Task description:
Copy out all lines that carry the word "name".

Input:

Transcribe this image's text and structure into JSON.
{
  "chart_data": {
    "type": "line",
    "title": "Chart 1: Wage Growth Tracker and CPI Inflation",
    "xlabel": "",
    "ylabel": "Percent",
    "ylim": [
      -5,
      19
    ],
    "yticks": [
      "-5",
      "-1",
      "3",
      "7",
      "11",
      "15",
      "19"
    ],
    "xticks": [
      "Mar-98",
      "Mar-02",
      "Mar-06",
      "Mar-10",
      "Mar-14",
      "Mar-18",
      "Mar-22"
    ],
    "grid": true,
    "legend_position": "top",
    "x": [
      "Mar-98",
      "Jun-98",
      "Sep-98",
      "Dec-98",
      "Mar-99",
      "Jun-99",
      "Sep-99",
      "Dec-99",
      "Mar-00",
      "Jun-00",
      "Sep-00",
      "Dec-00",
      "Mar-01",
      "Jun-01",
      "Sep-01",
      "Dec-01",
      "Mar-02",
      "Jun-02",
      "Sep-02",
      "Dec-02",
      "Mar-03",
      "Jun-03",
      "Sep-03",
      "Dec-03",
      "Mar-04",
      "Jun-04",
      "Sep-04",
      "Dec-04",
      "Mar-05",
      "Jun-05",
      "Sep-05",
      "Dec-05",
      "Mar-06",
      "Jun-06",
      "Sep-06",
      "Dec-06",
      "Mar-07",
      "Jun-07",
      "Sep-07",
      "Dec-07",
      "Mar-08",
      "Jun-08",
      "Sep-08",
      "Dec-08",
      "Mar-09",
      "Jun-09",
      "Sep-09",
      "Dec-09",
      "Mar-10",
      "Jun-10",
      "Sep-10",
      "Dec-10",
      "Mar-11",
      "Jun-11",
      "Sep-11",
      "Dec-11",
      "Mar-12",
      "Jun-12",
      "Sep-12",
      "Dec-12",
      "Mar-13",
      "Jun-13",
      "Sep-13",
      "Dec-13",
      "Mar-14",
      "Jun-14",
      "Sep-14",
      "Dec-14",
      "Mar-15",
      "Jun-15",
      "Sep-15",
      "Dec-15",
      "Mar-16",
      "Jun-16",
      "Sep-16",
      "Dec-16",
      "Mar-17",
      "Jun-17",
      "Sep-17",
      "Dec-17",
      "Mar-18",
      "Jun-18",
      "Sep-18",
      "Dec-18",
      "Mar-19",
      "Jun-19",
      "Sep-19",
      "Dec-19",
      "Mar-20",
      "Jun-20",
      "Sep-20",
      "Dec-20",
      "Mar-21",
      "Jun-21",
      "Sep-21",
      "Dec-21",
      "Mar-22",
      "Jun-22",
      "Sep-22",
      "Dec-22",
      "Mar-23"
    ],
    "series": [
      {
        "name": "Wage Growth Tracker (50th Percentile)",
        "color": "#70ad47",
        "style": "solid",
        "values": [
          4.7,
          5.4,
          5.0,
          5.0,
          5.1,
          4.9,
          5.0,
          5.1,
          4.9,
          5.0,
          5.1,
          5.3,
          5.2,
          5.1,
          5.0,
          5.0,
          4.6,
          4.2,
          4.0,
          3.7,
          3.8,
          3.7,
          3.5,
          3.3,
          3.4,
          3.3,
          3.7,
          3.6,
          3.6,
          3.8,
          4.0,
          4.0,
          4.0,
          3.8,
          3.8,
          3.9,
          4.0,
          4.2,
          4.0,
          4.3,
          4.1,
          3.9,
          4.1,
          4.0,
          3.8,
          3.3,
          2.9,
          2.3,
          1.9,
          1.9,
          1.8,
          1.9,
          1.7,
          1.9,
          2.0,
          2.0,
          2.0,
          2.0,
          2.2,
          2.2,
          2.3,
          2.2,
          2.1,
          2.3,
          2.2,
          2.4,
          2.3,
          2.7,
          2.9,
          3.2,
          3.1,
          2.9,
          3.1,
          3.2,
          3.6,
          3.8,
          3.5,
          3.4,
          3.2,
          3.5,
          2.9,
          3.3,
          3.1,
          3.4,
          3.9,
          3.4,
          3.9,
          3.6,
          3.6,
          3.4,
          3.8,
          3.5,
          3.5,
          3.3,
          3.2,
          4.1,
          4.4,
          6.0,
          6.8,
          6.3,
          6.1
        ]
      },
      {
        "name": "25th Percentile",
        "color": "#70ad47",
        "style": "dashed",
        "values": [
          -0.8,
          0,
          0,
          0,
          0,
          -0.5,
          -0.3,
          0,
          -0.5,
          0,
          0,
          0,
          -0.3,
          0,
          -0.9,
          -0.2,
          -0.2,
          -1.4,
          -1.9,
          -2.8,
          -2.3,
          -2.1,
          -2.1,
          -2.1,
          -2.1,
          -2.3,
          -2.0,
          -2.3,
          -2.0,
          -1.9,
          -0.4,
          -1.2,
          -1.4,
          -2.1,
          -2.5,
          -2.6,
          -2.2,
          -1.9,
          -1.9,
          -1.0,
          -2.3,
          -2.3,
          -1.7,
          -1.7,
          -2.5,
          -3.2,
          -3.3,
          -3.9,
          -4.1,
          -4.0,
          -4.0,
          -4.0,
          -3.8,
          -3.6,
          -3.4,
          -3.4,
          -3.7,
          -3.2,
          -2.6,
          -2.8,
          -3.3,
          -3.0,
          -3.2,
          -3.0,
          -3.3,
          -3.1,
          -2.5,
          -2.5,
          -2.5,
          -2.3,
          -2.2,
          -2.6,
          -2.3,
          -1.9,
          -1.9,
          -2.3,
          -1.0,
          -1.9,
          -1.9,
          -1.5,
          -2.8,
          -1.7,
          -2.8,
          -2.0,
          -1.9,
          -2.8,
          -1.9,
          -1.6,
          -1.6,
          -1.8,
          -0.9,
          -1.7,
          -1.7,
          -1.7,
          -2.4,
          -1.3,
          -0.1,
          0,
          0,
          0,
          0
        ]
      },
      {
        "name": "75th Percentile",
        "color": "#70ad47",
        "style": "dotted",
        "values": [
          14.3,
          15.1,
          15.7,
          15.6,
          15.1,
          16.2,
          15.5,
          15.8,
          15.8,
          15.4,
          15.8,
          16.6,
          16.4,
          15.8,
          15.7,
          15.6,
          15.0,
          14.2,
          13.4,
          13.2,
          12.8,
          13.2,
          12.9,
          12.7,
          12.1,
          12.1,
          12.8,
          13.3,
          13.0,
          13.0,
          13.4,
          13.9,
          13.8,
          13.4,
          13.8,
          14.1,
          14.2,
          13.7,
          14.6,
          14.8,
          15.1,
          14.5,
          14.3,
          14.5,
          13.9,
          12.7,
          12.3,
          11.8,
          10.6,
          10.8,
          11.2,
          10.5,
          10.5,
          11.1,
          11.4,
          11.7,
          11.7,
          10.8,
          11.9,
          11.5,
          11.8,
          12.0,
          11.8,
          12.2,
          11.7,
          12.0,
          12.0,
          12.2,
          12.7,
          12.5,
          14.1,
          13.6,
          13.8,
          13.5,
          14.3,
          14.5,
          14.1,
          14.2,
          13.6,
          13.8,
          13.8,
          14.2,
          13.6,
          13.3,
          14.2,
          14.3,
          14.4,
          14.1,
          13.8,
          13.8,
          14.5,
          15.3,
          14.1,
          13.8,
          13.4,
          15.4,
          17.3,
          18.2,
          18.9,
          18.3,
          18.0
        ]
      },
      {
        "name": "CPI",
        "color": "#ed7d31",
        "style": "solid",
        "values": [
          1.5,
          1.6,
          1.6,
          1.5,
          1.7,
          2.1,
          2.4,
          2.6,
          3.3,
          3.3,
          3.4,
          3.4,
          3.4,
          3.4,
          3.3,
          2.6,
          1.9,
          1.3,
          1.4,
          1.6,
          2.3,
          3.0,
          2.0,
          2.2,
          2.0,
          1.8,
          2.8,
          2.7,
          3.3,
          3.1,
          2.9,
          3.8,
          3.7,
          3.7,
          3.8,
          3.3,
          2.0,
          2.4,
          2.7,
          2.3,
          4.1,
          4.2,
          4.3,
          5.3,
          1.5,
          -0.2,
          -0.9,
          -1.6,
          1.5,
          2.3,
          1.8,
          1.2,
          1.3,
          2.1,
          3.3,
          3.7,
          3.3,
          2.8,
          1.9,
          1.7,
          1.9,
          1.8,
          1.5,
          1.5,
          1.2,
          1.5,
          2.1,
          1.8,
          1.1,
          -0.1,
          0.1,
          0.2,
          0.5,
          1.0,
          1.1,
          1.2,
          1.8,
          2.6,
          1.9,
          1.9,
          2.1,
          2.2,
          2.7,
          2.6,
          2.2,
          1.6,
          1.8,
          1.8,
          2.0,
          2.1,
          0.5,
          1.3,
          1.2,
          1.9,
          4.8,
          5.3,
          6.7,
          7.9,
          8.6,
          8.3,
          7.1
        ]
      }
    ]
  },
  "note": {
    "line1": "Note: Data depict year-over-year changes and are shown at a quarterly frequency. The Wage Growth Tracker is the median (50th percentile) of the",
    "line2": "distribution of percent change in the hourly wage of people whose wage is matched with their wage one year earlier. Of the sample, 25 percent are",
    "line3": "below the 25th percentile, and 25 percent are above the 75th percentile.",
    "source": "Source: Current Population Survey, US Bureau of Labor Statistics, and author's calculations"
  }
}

Task solution:
        "name": "Wage Growth Tracker (50th Percentile)",
        "name": "25th Percentile",
        "name": "75th Percentile",
        "name": "CPI",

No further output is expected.